→ **WRITTEN REQUEST**: Each line of the material below that holds the word "right" needs to be copied.

→ **DATA TO USE**:

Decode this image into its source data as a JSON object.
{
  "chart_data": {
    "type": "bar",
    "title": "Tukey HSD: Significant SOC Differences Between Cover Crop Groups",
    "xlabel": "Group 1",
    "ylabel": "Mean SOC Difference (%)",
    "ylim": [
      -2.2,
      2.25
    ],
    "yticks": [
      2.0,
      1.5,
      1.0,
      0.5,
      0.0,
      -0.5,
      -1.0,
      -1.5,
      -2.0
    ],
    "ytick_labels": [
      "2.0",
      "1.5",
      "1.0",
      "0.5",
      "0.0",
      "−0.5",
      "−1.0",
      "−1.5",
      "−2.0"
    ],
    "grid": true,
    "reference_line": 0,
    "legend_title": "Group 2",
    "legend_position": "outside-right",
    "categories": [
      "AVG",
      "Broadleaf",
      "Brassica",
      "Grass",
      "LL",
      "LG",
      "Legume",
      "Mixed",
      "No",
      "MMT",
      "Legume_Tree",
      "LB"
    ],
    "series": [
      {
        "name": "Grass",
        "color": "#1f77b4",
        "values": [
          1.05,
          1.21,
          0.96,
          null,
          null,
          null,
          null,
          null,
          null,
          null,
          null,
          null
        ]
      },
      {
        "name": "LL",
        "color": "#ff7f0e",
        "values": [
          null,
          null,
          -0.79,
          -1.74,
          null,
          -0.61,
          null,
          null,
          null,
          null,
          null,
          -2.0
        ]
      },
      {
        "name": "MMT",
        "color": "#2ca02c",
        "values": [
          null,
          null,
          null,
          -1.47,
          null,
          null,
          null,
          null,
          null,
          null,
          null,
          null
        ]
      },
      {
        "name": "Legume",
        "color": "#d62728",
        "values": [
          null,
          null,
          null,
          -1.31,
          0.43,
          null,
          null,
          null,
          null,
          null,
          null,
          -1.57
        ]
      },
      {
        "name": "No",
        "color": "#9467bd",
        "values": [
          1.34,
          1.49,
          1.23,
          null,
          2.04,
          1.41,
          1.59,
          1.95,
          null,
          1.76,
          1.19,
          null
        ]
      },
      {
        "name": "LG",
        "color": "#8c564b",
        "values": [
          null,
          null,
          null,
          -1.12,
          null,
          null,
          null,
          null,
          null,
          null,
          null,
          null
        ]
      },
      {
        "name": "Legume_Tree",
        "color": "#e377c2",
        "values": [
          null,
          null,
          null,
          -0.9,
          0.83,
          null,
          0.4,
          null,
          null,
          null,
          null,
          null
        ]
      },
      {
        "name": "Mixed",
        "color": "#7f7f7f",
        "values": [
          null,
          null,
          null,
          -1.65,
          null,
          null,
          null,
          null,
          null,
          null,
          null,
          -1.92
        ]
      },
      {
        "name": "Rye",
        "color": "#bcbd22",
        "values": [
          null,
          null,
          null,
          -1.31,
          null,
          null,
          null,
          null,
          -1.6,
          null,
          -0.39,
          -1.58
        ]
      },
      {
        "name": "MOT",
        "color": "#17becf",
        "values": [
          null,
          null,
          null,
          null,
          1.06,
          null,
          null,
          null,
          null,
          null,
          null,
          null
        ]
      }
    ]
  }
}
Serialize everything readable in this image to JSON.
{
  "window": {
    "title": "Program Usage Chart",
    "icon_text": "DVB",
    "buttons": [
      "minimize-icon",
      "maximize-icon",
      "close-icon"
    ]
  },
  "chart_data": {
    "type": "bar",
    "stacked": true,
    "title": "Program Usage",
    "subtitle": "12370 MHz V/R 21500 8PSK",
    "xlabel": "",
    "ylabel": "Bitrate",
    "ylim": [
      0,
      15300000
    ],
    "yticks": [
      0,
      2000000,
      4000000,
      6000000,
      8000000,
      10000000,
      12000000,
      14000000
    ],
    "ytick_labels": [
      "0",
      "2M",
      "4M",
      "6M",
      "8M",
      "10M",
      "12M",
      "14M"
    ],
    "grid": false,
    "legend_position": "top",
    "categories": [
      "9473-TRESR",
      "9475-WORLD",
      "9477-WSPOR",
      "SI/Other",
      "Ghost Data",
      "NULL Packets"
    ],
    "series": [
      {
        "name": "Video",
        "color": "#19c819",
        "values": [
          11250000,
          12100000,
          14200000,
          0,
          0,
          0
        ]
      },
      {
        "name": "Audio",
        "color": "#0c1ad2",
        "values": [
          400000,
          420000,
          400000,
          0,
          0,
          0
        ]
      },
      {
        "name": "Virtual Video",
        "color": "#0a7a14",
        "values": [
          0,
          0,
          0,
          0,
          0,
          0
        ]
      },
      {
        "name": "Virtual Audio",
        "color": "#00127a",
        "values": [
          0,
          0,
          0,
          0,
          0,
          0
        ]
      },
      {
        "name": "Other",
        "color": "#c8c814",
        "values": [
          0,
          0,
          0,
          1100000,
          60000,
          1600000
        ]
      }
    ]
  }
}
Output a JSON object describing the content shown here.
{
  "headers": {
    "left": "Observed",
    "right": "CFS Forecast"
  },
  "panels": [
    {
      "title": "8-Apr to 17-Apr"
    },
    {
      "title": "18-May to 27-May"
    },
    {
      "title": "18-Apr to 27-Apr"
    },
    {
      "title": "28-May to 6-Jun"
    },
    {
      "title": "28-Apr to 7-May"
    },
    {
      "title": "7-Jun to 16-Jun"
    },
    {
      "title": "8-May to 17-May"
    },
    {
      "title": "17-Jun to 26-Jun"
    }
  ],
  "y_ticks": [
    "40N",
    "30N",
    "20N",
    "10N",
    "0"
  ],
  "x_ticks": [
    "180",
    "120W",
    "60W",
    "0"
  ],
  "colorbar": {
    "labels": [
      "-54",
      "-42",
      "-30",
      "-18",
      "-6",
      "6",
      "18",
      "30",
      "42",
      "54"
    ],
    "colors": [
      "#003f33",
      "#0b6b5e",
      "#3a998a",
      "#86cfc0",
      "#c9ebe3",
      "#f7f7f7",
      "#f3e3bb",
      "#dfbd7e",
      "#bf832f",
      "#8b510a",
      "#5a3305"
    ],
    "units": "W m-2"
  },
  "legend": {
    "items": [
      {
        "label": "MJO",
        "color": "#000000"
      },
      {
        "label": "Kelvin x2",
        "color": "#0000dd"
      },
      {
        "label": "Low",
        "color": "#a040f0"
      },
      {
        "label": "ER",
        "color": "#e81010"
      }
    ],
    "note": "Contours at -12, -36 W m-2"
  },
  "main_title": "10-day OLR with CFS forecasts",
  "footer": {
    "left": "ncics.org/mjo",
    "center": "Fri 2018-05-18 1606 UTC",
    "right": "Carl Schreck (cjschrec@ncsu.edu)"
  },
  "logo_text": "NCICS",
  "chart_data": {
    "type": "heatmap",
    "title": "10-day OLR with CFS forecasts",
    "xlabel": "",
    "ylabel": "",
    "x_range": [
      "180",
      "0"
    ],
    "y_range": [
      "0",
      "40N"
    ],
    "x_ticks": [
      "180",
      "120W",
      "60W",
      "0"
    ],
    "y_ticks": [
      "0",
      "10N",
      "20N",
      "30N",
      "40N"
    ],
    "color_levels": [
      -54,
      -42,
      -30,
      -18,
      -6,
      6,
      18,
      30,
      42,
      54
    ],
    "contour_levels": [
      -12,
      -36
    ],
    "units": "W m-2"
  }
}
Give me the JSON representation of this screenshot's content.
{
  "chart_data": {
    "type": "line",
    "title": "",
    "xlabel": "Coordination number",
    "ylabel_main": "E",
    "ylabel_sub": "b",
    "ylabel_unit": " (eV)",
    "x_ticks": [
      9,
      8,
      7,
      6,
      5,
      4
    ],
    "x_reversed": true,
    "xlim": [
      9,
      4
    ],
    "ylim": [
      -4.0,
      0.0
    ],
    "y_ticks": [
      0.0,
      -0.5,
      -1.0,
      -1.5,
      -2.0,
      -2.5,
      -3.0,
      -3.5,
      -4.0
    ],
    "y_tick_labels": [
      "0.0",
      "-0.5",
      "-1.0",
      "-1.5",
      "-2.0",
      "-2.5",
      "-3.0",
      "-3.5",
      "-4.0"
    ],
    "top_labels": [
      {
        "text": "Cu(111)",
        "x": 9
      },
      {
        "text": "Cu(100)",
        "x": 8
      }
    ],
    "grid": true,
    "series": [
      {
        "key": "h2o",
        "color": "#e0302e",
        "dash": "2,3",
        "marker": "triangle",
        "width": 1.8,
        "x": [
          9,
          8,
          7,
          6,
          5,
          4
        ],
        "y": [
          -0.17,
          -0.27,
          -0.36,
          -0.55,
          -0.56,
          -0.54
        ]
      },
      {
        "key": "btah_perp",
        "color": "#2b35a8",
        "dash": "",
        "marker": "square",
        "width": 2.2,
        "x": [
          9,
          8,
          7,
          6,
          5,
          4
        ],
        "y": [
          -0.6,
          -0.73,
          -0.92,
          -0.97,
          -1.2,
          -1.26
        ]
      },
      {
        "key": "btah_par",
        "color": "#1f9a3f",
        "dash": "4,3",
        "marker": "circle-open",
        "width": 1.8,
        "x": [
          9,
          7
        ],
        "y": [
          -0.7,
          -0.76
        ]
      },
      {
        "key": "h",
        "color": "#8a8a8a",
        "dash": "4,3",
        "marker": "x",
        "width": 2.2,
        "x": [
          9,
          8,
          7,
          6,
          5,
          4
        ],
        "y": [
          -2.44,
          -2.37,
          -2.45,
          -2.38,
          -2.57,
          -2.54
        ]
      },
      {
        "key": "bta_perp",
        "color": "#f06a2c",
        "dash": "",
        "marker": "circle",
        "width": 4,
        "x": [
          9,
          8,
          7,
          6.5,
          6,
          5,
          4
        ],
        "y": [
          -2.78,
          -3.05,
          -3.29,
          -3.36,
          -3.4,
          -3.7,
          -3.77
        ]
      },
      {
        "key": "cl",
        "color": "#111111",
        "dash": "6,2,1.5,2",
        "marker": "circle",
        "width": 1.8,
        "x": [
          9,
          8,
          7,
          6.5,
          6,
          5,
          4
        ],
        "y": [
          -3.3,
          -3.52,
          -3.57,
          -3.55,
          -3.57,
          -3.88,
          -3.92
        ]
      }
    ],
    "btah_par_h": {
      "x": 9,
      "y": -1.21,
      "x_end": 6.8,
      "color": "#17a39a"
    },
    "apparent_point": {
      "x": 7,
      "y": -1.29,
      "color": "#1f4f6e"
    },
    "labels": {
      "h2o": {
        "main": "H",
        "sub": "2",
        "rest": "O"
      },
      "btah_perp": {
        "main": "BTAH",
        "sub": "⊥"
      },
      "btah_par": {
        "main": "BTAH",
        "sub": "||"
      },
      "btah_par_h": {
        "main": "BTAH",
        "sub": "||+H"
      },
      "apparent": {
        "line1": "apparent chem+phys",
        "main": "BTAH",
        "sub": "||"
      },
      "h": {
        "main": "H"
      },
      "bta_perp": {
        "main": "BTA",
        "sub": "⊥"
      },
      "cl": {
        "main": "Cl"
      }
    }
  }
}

→ **FULL OUTPUT**:
    "legend_position": "outside-right",
    "right": "CFS Forecast"
    "right": "Carl Schreck (cjschrec@ncsu.edu)"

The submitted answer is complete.